Entries provided:
* * * * * * * * *

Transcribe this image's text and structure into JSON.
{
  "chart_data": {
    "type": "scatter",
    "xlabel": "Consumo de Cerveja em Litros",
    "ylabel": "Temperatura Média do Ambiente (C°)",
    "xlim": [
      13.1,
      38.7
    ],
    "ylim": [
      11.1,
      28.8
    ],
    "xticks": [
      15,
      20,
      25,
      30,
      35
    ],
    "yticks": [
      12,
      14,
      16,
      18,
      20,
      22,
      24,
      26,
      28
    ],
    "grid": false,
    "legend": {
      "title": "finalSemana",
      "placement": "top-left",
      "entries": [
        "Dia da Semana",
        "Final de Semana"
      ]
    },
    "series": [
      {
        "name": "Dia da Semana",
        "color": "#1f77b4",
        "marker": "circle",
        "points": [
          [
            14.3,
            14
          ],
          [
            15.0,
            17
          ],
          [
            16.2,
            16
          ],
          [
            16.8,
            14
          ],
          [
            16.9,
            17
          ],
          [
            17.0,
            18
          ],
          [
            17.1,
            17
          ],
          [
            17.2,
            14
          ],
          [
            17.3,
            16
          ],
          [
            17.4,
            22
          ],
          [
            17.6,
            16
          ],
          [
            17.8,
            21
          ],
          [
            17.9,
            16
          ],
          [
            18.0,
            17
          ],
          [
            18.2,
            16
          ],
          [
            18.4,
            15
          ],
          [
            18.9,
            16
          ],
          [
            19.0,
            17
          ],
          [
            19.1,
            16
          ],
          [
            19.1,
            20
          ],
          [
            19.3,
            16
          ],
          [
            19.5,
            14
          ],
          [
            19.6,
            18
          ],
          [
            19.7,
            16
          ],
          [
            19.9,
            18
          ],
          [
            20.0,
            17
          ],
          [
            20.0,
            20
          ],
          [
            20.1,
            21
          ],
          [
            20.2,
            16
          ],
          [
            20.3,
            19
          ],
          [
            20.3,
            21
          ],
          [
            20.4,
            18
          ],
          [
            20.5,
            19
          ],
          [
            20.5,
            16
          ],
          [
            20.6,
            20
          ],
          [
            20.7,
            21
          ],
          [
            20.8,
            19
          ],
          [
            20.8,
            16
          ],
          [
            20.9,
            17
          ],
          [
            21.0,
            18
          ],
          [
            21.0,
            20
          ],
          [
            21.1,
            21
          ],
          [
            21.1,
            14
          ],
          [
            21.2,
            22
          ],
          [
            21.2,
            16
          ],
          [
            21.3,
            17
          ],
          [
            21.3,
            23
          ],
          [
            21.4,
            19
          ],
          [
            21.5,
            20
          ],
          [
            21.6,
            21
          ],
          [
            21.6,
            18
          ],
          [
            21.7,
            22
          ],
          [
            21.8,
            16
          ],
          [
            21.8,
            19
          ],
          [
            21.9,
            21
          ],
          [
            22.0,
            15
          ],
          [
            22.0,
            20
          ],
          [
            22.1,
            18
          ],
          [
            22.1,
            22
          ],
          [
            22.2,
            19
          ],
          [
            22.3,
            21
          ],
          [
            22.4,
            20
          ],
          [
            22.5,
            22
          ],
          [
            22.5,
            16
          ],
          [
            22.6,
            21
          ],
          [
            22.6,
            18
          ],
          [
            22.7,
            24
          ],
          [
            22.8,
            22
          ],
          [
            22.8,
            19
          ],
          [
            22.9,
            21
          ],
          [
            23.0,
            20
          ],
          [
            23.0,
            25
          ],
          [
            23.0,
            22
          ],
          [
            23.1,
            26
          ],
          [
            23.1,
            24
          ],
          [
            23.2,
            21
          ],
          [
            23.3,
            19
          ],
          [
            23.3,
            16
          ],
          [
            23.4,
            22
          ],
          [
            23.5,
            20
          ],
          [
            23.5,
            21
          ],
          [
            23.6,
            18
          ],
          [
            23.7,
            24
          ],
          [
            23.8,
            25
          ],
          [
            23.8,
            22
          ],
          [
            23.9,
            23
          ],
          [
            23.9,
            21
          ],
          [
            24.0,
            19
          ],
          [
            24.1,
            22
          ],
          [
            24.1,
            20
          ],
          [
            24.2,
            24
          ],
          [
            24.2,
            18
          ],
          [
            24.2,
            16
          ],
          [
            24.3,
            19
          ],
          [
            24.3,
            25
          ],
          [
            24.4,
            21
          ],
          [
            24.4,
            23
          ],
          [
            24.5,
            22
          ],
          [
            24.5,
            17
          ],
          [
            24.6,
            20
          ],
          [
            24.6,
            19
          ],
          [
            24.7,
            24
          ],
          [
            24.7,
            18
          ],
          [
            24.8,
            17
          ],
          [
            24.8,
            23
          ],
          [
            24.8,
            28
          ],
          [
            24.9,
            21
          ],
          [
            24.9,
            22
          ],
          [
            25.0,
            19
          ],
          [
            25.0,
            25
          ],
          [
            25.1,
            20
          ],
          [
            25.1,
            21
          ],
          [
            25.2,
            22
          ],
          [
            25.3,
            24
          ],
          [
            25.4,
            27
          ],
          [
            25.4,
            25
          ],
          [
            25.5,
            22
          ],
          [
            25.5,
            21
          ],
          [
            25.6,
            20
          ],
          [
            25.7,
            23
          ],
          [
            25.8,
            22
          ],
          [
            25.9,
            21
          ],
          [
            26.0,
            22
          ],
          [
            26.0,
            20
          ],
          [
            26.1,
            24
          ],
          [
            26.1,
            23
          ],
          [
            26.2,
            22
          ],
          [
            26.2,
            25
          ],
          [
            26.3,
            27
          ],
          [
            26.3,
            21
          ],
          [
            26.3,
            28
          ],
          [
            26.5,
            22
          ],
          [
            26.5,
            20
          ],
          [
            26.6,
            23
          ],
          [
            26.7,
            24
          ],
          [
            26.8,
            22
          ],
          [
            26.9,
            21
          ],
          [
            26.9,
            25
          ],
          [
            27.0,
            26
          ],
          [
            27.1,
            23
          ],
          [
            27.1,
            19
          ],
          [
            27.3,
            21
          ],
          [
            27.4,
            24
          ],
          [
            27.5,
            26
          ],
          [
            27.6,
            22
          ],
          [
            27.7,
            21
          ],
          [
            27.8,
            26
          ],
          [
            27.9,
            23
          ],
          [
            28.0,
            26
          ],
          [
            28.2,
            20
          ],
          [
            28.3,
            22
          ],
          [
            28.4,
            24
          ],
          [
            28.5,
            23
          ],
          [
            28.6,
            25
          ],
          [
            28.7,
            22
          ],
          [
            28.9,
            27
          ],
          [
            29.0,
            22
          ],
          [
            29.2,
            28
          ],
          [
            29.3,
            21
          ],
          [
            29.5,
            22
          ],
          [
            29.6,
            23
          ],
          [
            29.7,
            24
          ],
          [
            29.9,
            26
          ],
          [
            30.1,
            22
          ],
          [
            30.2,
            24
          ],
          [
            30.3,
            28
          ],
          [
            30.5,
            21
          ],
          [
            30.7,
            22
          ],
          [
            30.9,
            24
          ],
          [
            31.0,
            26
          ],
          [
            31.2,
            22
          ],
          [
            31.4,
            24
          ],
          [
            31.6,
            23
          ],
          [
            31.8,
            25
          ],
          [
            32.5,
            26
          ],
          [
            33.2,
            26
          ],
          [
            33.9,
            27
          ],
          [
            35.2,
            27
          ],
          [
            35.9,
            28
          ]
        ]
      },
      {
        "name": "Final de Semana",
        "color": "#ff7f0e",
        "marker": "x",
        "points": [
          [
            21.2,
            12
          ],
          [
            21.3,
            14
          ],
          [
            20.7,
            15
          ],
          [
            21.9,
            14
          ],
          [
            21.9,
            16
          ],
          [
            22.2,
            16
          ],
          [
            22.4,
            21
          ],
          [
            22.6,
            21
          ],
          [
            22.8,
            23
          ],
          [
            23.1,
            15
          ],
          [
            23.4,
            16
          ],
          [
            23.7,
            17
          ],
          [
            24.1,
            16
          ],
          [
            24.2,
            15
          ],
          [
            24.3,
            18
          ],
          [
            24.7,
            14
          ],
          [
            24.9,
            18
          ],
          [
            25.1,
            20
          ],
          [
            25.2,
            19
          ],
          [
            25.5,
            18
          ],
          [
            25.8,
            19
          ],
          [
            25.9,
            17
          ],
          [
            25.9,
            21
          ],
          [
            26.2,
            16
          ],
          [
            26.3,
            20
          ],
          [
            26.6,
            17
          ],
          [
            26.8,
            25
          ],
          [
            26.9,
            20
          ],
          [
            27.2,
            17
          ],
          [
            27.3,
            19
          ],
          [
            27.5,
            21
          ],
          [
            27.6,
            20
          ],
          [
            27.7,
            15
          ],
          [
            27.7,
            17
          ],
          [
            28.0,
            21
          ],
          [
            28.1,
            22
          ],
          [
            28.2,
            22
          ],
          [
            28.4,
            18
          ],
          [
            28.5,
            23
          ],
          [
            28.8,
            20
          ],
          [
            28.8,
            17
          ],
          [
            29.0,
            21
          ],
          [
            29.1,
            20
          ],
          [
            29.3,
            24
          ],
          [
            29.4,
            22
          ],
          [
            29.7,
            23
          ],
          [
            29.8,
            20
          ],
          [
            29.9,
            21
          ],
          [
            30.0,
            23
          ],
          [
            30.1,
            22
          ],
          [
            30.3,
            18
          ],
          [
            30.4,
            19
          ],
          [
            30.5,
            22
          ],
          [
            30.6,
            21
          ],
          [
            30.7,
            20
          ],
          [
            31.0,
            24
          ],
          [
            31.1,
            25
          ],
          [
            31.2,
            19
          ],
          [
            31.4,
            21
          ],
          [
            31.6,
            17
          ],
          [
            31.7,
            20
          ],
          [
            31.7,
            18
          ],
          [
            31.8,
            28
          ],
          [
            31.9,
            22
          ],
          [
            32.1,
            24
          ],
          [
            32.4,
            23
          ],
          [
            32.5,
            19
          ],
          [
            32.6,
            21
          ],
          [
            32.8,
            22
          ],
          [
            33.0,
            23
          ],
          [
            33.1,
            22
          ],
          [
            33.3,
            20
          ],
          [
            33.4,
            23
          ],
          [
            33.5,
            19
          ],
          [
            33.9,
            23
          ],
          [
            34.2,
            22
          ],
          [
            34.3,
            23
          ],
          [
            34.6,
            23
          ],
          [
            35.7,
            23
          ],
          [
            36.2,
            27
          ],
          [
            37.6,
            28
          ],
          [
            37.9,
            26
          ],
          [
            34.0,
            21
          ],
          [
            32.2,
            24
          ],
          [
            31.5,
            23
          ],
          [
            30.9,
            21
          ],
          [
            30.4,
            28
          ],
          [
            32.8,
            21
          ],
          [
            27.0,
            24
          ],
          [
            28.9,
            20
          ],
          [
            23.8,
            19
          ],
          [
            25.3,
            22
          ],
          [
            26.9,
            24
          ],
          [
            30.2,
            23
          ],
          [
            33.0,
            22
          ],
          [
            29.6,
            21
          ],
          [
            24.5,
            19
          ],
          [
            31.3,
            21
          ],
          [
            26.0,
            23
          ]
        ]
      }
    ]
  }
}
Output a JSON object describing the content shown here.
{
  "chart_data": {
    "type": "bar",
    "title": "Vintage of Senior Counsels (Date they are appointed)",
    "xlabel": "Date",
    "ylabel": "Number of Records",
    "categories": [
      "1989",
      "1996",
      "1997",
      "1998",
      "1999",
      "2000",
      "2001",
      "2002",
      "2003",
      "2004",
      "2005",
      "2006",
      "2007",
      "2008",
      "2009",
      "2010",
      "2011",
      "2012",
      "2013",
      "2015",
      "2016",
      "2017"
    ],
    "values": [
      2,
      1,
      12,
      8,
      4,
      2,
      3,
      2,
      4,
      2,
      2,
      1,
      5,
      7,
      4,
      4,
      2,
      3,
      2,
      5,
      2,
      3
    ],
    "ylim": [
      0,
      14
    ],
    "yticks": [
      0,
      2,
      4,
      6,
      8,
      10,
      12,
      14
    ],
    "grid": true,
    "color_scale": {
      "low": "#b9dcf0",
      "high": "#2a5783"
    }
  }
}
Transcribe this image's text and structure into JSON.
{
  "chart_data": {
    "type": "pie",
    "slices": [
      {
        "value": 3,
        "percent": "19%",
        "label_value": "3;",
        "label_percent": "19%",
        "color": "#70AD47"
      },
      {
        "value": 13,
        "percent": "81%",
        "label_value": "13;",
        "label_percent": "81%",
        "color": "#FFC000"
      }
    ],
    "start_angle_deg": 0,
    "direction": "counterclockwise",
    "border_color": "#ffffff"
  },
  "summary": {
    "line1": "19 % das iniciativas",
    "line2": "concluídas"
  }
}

* * * * * * * * *

What is expected:
Each line containing the word "ylabel" counts once; say how many such lines there are, giving only the number.

Correct response:
2